**Stored records**
-- Begin --
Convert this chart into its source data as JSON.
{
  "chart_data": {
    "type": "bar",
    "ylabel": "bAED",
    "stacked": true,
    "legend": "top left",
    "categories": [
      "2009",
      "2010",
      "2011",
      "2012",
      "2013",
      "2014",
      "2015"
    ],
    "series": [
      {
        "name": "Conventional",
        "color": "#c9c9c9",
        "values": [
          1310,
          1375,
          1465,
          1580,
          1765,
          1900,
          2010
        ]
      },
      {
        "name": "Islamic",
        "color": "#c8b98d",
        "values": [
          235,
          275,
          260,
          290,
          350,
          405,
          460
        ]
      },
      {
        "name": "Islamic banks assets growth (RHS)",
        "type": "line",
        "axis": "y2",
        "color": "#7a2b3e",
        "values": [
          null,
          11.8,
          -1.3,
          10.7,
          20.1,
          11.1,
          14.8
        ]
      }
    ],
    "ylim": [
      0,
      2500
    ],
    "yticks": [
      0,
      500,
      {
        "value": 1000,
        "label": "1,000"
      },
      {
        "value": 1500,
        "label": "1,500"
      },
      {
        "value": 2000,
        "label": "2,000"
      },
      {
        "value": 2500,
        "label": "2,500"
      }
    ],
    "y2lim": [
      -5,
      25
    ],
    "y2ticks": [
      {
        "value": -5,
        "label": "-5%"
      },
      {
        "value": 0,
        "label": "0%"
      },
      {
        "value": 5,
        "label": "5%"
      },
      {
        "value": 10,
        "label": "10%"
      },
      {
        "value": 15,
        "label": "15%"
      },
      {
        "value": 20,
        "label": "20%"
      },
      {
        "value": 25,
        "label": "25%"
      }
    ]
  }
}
-- End --
**Task requirements**
Output all of the material exactly as written.

**Task output**
Convert this chart into its source data as JSON.
{
  "chart_data": {
    "type": "bar",
    "ylabel": "bAED",
    "stacked": true,
    "legend": "top left",
    "categories": [
      "2009",
      "2010",
      "2011",
      "2012",
      "2013",
      "2014",
      "2015"
    ],
    "series": [
      {
        "name": "Conventional",
        "color": "#c9c9c9",
        "values": [
          1310,
          1375,
          1465,
          1580,
          1765,
          1900,
          2010
        ]
      },
      {
        "name": "Islamic",
        "color": "#c8b98d",
        "values": [
          235,
          275,
          260,
          290,
          350,
          405,
          460
        ]
      },
      {
        "name": "Islamic banks assets growth (RHS)",
        "type": "line",
        "axis": "y2",
        "color": "#7a2b3e",
        "values": [
          null,
          11.8,
          -1.3,
          10.7,
          20.1,
          11.1,
          14.8
        ]
      }
    ],
    "ylim": [
      0,
      2500
    ],
    "yticks": [
      0,
      500,
      {
        "value": 1000,
        "label": "1,000"
      },
      {
        "value": 1500,
        "label": "1,500"
      },
      {
        "value": 2000,
        "label": "2,000"
      },
      {
        "value": 2500,
        "label": "2,500"
      }
    ],
    "y2lim": [
      -5,
      25
    ],
    "y2ticks": [
      {
        "value": -5,
        "label": "-5%"
      },
      {
        "value": 0,
        "label": "0%"
      },
      {
        "value": 5,
        "label": "5%"
      },
      {
        "value": 10,
        "label": "10%"
      },
      {
        "value": 15,
        "label": "15%"
      },
      {
        "value": 20,
        "label": "20%"
      },
      {
        "value": 25,
        "label": "25%"
      }
    ]
  }
}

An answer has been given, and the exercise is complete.